Your task
Copy out each line of the material below that holds the string "Allele".

Entries shown
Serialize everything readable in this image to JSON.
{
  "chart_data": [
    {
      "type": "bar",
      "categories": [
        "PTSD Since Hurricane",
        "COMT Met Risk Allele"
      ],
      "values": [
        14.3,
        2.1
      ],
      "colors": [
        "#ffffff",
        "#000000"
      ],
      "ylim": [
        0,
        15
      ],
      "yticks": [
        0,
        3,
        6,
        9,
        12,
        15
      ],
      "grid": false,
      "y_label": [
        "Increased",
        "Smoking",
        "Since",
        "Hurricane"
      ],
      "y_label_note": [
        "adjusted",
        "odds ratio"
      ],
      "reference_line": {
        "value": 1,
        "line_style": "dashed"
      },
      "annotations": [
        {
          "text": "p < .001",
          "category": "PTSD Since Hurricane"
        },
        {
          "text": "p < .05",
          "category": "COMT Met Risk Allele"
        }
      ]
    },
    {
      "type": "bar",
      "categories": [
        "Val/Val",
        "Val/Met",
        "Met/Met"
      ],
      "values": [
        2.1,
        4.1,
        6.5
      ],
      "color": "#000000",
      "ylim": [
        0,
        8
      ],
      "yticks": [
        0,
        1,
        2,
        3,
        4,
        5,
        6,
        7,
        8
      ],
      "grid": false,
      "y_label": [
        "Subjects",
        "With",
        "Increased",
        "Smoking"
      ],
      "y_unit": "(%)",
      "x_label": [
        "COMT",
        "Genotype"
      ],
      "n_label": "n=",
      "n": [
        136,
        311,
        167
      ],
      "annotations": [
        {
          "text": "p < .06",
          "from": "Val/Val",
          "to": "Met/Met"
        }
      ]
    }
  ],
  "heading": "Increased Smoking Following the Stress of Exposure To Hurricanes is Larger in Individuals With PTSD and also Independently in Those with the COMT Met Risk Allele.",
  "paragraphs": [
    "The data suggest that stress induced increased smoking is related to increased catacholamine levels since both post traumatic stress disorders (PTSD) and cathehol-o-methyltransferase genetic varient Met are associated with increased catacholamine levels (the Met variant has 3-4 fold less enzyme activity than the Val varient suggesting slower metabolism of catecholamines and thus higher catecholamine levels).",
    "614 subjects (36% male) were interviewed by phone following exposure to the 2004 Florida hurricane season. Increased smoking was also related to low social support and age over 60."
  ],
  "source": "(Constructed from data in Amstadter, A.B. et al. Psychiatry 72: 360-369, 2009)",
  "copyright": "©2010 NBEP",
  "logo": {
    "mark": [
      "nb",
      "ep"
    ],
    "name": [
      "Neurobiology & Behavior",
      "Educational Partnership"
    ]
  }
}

Exercise response
        "COMT Met Risk Allele"
          "category": "COMT Met Risk Allele"
  "heading": "Increased Smoking Following the Stress of Exposure To Hurricanes is Larger in Individuals With PTSD and also Independently in Those with the COMT Met Risk Allele.",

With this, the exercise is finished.